Exercise – Retype the whole listing, please, keeping every line exact and dropping the pictures.

Data to process –
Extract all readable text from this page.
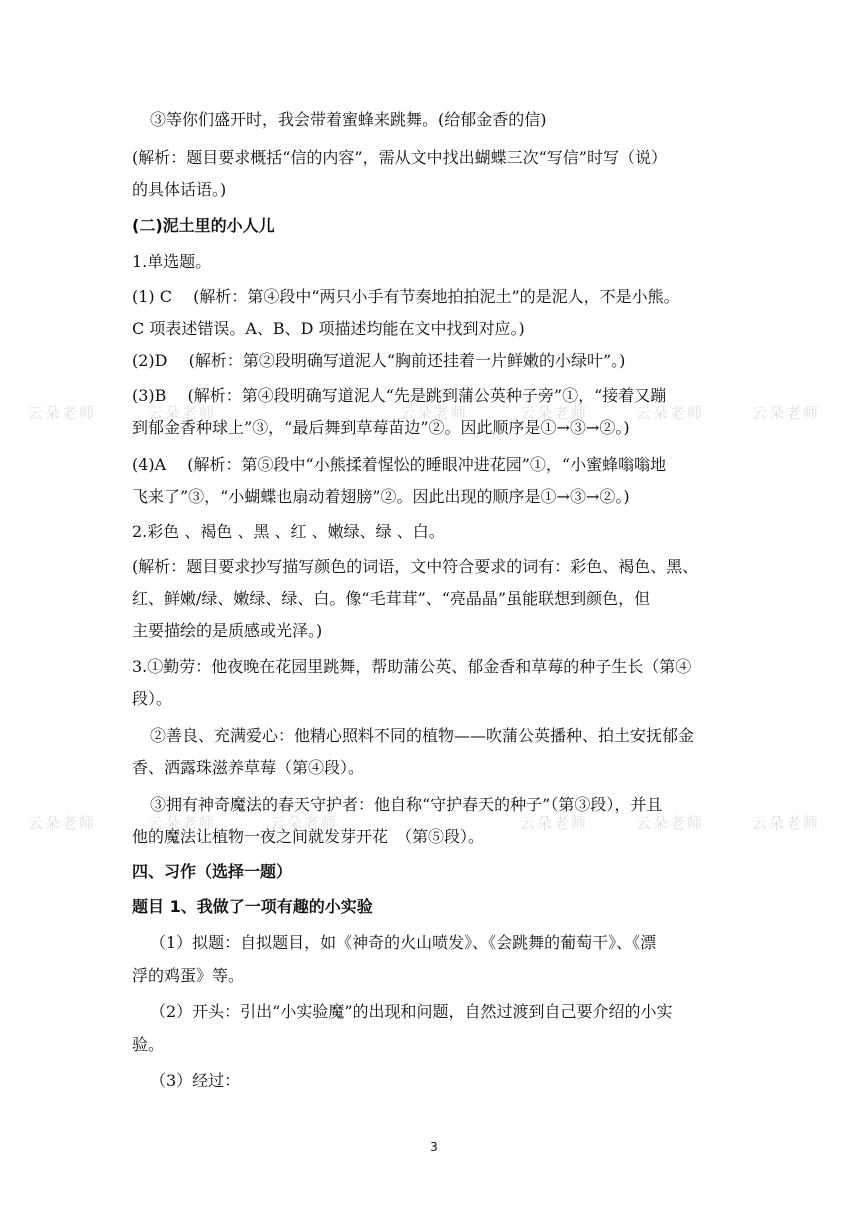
云朵老师	云朵老师	云朵老师	云朵老师	云朵老师	云朵老师
云朵老师	云朵老师	云朵老师	云朵老师	云朵老师	云朵老师
③等你们盛开时，我会带着蜜蜂来跳舞。(给郁金香的信)
(解析：题目要求概括“信的内容”，需从文中找出蝴蝶三次“写信”时写（说）
的具体话语。)
(二)泥土里的小人儿
1.单选题。
(1) C　 (解析：第④段中“两只小手有节奏地拍拍泥土”的是泥人，不是小熊。
C 项表述错误。A、B、D 项描述均能在文中找到对应。)
(2)D　 (解析：第②段明确写道泥人“胸前还挂着一片鲜嫩的小绿叶”。)
(3)B　 (解析：第④段明确写道泥人“先是跳到蒲公英种子旁”①，“接着又蹦
到郁金香种球上”③，“最后舞到草莓苗边”②。因此顺序是①→③→②。)
(4)A　 (解析：第⑤段中“小熊揉着惺忪的睡眼冲进花园”①，“小蜜蜂嗡嗡地
飞来了”③，“小蝴蝶也扇动着翅膀”②。因此出现的顺序是①→③→②。)
2.彩色 、褐色 、黑 、红 、嫩绿、绿 、白。
(解析：题目要求抄写描写颜色的词语，文中符合要求的词有：彩色、褐色、黑、
红、鲜嫩/绿、嫩绿、绿、白。像“毛茸茸”、“亮晶晶”虽能联想到颜色，但
主要描绘的是质感或光泽。)
3.①勤劳：他夜晚在花园里跳舞，帮助蒲公英、郁金香和草莓的种子生长（第④
段）。
②善良、充满爱心：他精心照料不同的植物——吹蒲公英播种、拍土安抚郁金
香、洒露珠滋养草莓（第④段）。
③拥有神奇魔法的春天守护者：他自称“守护春天的种子”（第③段），并且
他的魔法让植物一夜之间就发芽开花　（第⑤段）。
四、习作（选择一题）
题目 1、我做了一项有趣的小实验
（1）拟题：自拟题目，如《神奇的火山喷发》、《会跳舞的葡萄干》、《漂
浮的鸡蛋》等。
（2）开头：引出“小实验魔”的出现和问题，自然过渡到自己要介绍的小实
验。
（3）经过：
3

Answer for this exercise –
Extract all readable text from this page.
云朵老师	云朵老师	云朵老师	云朵老师	云朵老师	云朵老师
云朵老师	云朵老师	云朵老师	云朵老师	云朵老师	云朵老师
③等你们盛开时，我会带着蜜蜂来跳舞。(给郁金香的信)
(解析：题目要求概括“信的内容”，需从文中找出蝴蝶三次“写信”时写（说）
的具体话语。)
(二)泥土里的小人儿
1.单选题。
(1) C　 (解析：第④段中“两只小手有节奏地拍拍泥土”的是泥人，不是小熊。
C 项表述错误。A、B、D 项描述均能在文中找到对应。)
(2)D　 (解析：第②段明确写道泥人“胸前还挂着一片鲜嫩的小绿叶”。)
(3)B　 (解析：第④段明确写道泥人“先是跳到蒲公英种子旁”①，“接着又蹦
到郁金香种球上”③，“最后舞到草莓苗边”②。因此顺序是①→③→②。)
(4)A　 (解析：第⑤段中“小熊揉着惺忪的睡眼冲进花园”①，“小蜜蜂嗡嗡地
飞来了”③，“小蝴蝶也扇动着翅膀”②。因此出现的顺序是①→③→②。)
2.彩色 、褐色 、黑 、红 、嫩绿、绿 、白。
(解析：题目要求抄写描写颜色的词语，文中符合要求的词有：彩色、褐色、黑、
红、鲜嫩/绿、嫩绿、绿、白。像“毛茸茸”、“亮晶晶”虽能联想到颜色，但
主要描绘的是质感或光泽。)
3.①勤劳：他夜晚在花园里跳舞，帮助蒲公英、郁金香和草莓的种子生长（第④
段）。
②善良、充满爱心：他精心照料不同的植物——吹蒲公英播种、拍土安抚郁金
香、洒露珠滋养草莓（第④段）。
③拥有神奇魔法的春天守护者：他自称“守护春天的种子”（第③段），并且
他的魔法让植物一夜之间就发芽开花　（第⑤段）。
四、习作（选择一题）
题目 1、我做了一项有趣的小实验
（1）拟题：自拟题目，如《神奇的火山喷发》、《会跳舞的葡萄干》、《漂
浮的鸡蛋》等。
（2）开头：引出“小实验魔”的出现和问题，自然过渡到自己要介绍的小实
验。
（3）经过：
3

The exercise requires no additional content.